> The problem: Every entry that follows should be reproduced exactly.
:::::
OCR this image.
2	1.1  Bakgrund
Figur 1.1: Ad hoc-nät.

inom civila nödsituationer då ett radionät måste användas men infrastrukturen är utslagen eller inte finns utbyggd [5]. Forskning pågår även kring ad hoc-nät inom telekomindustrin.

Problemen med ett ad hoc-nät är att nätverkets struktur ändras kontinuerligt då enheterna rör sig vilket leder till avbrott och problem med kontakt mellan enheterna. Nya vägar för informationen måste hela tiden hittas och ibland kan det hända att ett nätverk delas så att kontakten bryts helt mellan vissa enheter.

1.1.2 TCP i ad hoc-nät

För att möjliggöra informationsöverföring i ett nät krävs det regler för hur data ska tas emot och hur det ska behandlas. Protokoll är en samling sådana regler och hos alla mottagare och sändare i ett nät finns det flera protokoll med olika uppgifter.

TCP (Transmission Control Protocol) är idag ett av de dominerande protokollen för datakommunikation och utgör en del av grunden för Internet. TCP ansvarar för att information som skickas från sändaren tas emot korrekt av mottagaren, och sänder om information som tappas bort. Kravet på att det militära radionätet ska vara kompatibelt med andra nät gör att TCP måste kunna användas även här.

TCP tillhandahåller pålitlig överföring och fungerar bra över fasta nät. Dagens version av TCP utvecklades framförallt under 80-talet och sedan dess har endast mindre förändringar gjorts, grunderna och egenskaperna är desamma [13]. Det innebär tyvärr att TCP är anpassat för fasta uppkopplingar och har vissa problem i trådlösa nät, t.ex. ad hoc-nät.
:::::
> Finished exercise:
OCR this image.
2	1.1  Bakgrund
Figur 1.1: Ad hoc-nät.

inom civila nödsituationer då ett radionät måste användas men infrastrukturen är utslagen eller inte finns utbyggd [5]. Forskning pågår även kring ad hoc-nät inom telekomindustrin.

Problemen med ett ad hoc-nät är att nätverkets struktur ändras kontinuerligt då enheterna rör sig vilket leder till avbrott och problem med kontakt mellan enheterna. Nya vägar för informationen måste hela tiden hittas och ibland kan det hända att ett nätverk delas så att kontakten bryts helt mellan vissa enheter.

1.1.2 TCP i ad hoc-nät

För att möjliggöra informationsöverföring i ett nät krävs det regler för hur data ska tas emot och hur det ska behandlas. Protokoll är en samling sådana regler och hos alla mottagare och sändare i ett nät finns det flera protokoll med olika uppgifter.

TCP (Transmission Control Protocol) är idag ett av de dominerande protokollen för datakommunikation och utgör en del av grunden för Internet. TCP ansvarar för att information som skickas från sändaren tas emot korrekt av mottagaren, och sänder om information som tappas bort. Kravet på att det militära radionätet ska vara kompatibelt med andra nät gör att TCP måste kunna användas även här.

TCP tillhandahåller pålitlig överföring och fungerar bra över fasta nät. Dagens version av TCP utvecklades framförallt under 80-talet och sedan dess har endast mindre förändringar gjorts, grunderna och egenskaperna är desamma [13]. Det innebär tyvärr att TCP är anpassat för fasta uppkopplingar och har vissa problem i trådlösa nät, t.ex. ad hoc-nät.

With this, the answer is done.